### [Problem to solve]
Extract each line of the data below exactly as written.

[Stored entries]
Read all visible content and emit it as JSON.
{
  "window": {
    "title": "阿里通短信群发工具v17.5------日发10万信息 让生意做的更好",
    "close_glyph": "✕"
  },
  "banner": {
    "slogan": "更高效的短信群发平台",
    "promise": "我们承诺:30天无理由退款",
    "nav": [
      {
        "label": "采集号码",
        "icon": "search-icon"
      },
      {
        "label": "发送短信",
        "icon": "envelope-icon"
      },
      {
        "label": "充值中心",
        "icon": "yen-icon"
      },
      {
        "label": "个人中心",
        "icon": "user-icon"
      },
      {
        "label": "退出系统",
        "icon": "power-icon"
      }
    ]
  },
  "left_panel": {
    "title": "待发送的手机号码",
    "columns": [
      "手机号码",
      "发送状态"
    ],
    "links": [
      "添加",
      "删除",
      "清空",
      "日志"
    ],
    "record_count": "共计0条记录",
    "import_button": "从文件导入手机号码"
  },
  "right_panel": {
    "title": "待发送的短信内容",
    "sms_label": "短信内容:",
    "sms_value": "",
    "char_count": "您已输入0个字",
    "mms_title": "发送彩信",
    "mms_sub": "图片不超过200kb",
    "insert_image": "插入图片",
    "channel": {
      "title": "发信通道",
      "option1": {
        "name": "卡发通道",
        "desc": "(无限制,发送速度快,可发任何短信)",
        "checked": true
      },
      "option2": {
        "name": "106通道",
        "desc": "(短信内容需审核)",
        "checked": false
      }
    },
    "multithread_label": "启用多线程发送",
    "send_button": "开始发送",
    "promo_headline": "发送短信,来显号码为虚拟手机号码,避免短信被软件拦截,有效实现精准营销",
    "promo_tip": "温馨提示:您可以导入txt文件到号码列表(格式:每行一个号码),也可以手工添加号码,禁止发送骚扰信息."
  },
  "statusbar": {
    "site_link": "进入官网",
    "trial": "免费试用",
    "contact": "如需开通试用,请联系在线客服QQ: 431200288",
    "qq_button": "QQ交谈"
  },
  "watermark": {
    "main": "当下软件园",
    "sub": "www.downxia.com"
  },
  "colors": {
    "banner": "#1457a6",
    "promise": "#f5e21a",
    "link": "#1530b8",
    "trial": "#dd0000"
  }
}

### [Exercise response]
Read all visible content and emit it as JSON.
{
  "window": {
    "title": "阿里通短信群发工具v17.5------日发10万信息 让生意做的更好",
    "close_glyph": "✕"
  },
  "banner": {
    "slogan": "更高效的短信群发平台",
    "promise": "我们承诺:30天无理由退款",
    "nav": [
      {
        "label": "采集号码",
        "icon": "search-icon"
      },
      {
        "label": "发送短信",
        "icon": "envelope-icon"
      },
      {
        "label": "充值中心",
        "icon": "yen-icon"
      },
      {
        "label": "个人中心",
        "icon": "user-icon"
      },
      {
        "label": "退出系统",
        "icon": "power-icon"
      }
    ]
  },
  "left_panel": {
    "title": "待发送的手机号码",
    "columns": [
      "手机号码",
      "发送状态"
    ],
    "links": [
      "添加",
      "删除",
      "清空",
      "日志"
    ],
    "record_count": "共计0条记录",
    "import_button": "从文件导入手机号码"
  },
  "right_panel": {
    "title": "待发送的短信内容",
    "sms_label": "短信内容:",
    "sms_value": "",
    "char_count": "您已输入0个字",
    "mms_title": "发送彩信",
    "mms_sub": "图片不超过200kb",
    "insert_image": "插入图片",
    "channel": {
      "title": "发信通道",
      "option1": {
        "name": "卡发通道",
        "desc": "(无限制,发送速度快,可发任何短信)",
        "checked": true
      },
      "option2": {
        "name": "106通道",
        "desc": "(短信内容需审核)",
        "checked": false
      }
    },
    "multithread_label": "启用多线程发送",
    "send_button": "开始发送",
    "promo_headline": "发送短信,来显号码为虚拟手机号码,避免短信被软件拦截,有效实现精准营销",
    "promo_tip": "温馨提示:您可以导入txt文件到号码列表(格式:每行一个号码),也可以手工添加号码,禁止发送骚扰信息."
  },
  "statusbar": {
    "site_link": "进入官网",
    "trial": "免费试用",
    "contact": "如需开通试用,请联系在线客服QQ: 431200288",
    "qq_button": "QQ交谈"
  },
  "watermark": {
    "main": "当下软件园",
    "sub": "www.downxia.com"
  },
  "colors": {
    "banner": "#1457a6",
    "promise": "#f5e21a",
    "link": "#1530b8",
    "trial": "#dd0000"
  }
}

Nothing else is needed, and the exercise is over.